◆ **Written task**:
Locate the string "Boman" throughout the material and copy every line in which it occurs.

[Lines of data]
----
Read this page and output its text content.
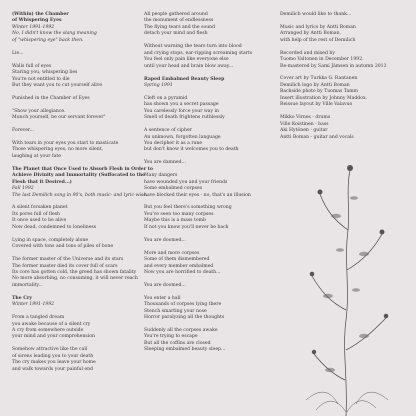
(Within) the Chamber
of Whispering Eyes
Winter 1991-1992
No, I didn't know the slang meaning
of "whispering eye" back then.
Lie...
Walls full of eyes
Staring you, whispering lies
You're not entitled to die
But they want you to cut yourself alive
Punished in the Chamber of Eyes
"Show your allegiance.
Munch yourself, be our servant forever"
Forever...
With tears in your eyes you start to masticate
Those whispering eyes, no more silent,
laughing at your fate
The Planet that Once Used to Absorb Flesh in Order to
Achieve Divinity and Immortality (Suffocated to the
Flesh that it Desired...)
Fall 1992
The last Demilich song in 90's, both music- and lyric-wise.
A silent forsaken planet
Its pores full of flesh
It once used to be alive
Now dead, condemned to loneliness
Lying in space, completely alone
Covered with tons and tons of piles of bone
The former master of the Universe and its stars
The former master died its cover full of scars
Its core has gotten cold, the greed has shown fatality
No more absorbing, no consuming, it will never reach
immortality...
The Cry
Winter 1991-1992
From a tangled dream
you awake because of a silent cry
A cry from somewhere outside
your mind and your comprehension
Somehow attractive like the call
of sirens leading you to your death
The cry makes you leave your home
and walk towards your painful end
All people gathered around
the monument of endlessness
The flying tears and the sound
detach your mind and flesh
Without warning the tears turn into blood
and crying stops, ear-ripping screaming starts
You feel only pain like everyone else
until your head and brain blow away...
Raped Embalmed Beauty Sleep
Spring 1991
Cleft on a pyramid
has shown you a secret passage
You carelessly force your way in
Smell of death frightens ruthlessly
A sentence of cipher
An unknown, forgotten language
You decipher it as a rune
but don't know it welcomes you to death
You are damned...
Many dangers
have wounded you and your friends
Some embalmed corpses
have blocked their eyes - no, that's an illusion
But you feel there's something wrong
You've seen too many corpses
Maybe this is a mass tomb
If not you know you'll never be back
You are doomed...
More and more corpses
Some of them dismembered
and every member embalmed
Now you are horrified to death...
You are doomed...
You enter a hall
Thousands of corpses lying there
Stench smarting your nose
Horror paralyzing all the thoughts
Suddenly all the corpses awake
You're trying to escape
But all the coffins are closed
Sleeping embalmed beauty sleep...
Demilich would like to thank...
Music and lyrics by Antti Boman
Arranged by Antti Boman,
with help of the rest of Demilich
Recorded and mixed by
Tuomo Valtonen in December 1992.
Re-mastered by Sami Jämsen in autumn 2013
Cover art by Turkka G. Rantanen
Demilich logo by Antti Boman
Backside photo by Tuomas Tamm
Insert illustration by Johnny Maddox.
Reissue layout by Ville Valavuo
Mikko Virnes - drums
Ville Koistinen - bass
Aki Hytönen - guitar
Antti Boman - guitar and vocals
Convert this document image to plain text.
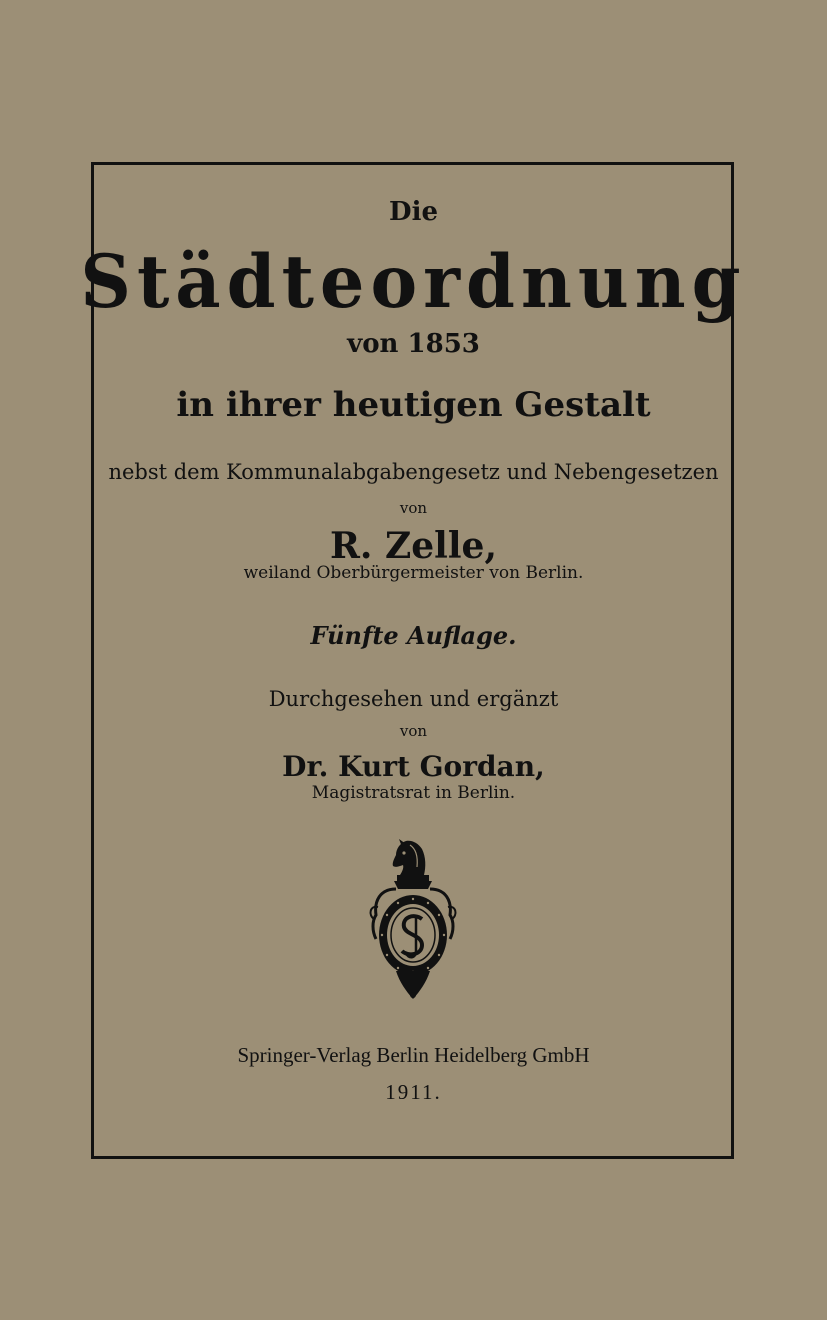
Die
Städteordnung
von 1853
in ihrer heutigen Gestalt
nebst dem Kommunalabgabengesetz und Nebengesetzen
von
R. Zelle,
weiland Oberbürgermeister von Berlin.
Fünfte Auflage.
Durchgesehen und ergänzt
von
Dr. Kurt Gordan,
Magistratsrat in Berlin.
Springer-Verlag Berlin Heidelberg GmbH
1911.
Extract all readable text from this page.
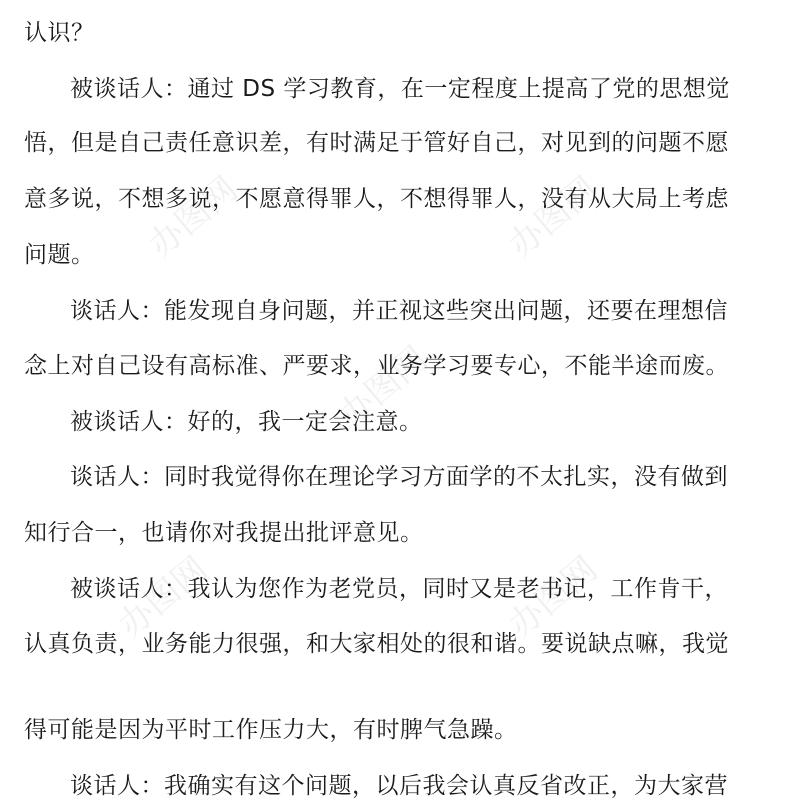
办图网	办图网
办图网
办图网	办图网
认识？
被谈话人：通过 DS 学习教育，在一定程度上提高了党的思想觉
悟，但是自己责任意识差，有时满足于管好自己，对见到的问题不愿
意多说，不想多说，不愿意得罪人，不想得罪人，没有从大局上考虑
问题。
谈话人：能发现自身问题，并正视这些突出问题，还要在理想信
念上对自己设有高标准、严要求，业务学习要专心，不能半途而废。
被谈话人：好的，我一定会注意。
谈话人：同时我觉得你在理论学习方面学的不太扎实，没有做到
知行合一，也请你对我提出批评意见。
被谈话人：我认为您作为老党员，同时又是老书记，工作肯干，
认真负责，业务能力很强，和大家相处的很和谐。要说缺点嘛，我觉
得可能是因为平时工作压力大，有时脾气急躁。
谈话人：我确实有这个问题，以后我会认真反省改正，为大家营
----
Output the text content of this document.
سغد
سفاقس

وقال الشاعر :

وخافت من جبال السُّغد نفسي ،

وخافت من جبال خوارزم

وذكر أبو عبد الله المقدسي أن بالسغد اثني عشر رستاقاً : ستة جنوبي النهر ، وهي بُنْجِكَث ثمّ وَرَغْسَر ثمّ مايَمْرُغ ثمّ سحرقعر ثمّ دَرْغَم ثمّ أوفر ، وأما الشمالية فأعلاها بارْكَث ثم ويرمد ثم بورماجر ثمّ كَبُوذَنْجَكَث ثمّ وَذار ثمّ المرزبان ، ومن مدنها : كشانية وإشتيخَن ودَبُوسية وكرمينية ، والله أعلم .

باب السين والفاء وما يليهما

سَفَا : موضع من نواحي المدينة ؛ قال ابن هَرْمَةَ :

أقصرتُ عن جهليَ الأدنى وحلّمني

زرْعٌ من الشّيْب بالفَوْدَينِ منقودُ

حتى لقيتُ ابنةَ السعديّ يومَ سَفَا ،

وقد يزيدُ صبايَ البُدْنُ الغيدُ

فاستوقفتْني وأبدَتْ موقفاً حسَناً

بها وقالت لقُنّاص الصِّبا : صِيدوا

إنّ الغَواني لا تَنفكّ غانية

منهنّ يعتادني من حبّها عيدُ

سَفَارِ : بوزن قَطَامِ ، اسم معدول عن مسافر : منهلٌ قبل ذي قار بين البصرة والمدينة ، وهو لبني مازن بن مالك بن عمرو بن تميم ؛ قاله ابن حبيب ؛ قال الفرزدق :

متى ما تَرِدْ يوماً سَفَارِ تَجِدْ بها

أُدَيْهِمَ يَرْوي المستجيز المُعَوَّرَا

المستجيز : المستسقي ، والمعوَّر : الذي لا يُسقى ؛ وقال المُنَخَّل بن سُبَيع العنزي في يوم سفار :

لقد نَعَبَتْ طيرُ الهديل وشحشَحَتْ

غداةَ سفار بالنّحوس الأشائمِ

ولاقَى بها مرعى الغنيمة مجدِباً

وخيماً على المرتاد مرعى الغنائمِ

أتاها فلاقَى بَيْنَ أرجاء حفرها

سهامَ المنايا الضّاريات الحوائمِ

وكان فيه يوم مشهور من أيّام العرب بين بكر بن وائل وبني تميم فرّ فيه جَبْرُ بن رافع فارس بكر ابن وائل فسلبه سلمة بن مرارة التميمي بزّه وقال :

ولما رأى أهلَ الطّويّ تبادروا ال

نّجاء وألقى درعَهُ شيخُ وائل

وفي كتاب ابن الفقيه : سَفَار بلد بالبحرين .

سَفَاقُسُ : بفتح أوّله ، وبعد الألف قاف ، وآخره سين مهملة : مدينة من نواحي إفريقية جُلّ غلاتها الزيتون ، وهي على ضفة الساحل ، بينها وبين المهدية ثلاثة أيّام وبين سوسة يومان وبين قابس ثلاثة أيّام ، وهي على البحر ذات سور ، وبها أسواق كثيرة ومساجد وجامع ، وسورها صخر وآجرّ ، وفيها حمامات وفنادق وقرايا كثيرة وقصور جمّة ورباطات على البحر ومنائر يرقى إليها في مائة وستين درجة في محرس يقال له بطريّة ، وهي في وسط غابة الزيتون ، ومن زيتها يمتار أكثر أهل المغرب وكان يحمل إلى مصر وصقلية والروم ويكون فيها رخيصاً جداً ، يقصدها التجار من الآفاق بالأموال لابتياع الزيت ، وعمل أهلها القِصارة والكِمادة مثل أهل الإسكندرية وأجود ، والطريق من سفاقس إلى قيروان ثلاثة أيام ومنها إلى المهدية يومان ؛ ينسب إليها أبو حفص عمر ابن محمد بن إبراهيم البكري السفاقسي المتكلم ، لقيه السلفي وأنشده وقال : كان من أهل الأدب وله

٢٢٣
----
◆ **Output for this exercise**:
Music and lyrics by Antti Boman
Arranged by Antti Boman,
Demilich logo by Antti Boman
Antti Boman - guitar and vocals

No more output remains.